Task requirements :: Give the number of lines in the entries that contain "title". State only the count.

------

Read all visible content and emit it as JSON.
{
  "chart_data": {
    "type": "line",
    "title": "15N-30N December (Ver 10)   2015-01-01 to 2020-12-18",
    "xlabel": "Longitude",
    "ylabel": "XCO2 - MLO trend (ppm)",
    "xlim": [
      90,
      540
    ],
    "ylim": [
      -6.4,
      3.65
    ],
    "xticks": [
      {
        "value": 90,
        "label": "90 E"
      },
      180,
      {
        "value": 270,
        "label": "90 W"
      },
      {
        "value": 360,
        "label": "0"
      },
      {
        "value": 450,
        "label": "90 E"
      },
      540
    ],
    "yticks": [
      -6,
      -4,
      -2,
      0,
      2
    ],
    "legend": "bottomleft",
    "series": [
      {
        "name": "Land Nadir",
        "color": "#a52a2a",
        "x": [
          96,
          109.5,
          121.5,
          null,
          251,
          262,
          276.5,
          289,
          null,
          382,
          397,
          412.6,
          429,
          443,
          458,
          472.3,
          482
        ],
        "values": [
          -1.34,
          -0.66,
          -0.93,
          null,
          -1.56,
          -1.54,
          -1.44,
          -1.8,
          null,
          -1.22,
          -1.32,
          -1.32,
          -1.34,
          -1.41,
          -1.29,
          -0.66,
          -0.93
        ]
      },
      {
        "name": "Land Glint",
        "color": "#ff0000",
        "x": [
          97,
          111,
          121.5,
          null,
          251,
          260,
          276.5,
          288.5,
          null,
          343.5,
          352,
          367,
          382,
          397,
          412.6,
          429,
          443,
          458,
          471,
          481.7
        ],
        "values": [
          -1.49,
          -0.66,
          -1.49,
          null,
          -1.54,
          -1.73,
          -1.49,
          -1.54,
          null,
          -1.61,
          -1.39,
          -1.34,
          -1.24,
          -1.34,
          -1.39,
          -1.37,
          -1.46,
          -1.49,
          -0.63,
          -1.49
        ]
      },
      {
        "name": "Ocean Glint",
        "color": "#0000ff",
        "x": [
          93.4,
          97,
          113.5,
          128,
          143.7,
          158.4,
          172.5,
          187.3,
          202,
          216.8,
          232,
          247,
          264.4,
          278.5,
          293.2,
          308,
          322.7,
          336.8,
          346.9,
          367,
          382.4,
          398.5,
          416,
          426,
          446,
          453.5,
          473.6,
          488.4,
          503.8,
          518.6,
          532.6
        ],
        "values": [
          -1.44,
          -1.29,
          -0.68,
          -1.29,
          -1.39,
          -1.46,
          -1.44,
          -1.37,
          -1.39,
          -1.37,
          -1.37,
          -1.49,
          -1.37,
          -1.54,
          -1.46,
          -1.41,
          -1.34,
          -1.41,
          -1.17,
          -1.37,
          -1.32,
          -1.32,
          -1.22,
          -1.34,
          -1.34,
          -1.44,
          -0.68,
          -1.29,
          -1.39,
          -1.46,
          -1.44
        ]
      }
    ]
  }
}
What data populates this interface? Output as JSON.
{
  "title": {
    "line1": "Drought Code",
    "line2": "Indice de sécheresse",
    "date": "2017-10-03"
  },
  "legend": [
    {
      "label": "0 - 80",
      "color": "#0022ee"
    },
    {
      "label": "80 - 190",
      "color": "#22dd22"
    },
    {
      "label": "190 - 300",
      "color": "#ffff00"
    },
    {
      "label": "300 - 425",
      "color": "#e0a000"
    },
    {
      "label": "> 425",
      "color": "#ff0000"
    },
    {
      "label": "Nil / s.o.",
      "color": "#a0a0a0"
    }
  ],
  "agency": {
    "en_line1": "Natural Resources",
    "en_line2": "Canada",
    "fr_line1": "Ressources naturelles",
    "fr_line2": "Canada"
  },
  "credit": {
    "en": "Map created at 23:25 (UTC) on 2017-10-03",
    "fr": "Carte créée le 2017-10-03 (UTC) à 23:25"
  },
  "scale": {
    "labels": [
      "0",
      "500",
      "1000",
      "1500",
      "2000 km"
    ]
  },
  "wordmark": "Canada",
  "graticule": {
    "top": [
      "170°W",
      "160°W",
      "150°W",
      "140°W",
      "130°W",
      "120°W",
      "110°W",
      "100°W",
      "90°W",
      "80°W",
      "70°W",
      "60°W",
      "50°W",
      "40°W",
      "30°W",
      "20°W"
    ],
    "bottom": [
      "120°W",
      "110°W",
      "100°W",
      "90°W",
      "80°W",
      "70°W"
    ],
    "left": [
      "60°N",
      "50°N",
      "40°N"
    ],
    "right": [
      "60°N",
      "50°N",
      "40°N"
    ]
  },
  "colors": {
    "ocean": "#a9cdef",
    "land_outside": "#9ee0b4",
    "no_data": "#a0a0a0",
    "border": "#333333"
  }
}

------

The reply :: 2